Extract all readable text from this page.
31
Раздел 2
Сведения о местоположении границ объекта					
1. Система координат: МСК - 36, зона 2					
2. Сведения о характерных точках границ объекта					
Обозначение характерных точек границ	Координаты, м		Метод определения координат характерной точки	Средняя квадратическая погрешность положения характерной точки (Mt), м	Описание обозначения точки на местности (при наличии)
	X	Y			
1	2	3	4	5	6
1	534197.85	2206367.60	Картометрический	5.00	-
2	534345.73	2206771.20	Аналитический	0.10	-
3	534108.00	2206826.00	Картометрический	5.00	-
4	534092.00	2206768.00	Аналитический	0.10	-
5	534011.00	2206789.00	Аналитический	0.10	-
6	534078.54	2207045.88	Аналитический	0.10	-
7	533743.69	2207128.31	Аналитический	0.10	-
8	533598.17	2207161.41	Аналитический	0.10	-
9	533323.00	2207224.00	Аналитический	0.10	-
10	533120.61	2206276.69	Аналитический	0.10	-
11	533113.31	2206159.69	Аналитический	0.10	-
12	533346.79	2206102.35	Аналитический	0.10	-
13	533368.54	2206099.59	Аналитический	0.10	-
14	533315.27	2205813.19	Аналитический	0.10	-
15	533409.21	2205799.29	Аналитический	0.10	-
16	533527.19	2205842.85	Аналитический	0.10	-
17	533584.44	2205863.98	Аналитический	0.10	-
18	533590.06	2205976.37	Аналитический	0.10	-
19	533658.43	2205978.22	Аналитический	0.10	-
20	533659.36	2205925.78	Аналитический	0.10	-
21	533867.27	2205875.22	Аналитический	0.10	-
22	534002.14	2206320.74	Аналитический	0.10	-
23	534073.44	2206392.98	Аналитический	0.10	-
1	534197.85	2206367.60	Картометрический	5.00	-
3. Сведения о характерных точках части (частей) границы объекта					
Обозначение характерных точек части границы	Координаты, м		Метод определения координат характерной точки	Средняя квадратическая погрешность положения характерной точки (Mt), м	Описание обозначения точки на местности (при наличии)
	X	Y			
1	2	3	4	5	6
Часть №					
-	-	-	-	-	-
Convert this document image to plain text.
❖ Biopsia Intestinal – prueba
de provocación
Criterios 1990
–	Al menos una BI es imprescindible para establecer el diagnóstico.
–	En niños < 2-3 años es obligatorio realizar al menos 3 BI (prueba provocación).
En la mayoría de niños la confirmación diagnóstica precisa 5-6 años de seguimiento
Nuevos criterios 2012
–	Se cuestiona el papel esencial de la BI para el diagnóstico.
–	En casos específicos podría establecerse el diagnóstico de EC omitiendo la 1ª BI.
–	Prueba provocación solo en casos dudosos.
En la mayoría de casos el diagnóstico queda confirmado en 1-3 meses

■ ■ ■ ■ ■

» **Task brief**
Select every line of the records holding the string "границы".

» **Result of the exercise**
3. Сведения о характерных точках части (частей) границы объекта					
Обозначение характерных точек части границы	Координаты, м		Метод определения координат характерной точки	Средняя квадратическая погрешность положения характерной точки (Mt), м	Описание обозначения точки на местности (при наличии)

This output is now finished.